* begin Dataset *

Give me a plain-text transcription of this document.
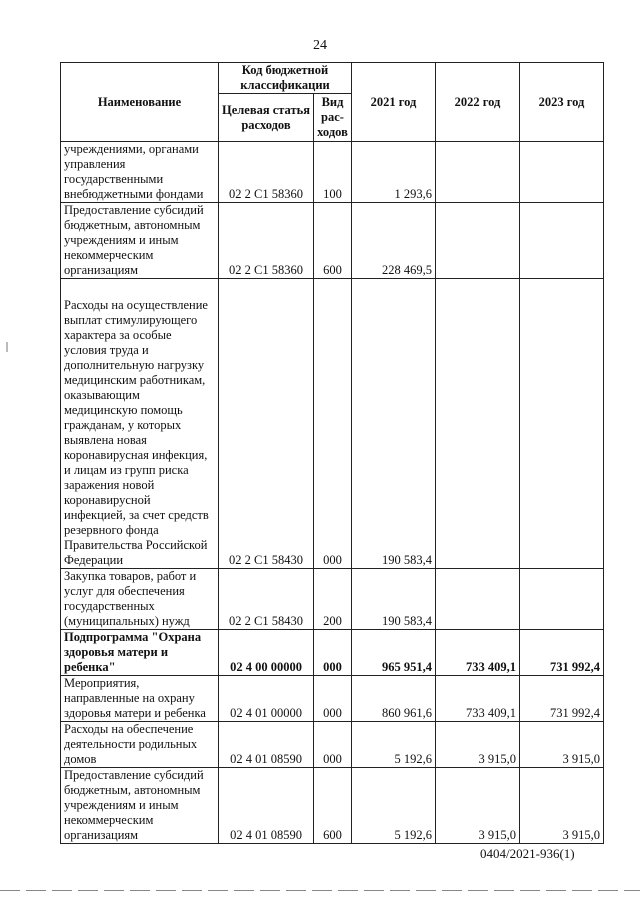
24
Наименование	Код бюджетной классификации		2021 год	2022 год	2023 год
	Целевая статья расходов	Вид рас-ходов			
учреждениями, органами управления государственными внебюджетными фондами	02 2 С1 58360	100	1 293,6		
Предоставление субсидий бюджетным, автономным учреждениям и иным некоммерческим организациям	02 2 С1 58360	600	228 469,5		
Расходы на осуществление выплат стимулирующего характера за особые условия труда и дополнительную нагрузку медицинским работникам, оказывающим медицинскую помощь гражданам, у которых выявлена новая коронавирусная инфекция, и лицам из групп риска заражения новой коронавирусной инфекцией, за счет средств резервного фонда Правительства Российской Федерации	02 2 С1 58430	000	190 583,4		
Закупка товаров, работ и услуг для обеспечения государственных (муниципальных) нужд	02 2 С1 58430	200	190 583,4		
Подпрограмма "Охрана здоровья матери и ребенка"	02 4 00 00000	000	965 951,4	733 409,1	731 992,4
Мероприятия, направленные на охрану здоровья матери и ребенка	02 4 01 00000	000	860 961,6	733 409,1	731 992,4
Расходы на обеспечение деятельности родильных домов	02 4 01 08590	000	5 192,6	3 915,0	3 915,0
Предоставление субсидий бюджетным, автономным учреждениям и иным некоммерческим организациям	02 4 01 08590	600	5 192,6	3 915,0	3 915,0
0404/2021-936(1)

* end Dataset *

Exercise objective: From the records, copy every line that has the string "Предоставление" in it.

The result:
Предоставление субсидий бюджетным, автономным учреждениям и иным некоммерческим организациям	02 2 С1 58360	600	228 469,5		
Предоставление субсидий бюджетным, автономным учреждениям и иным некоммерческим организациям	02 4 01 08590	600	5 192,6	3 915,0	3 915,0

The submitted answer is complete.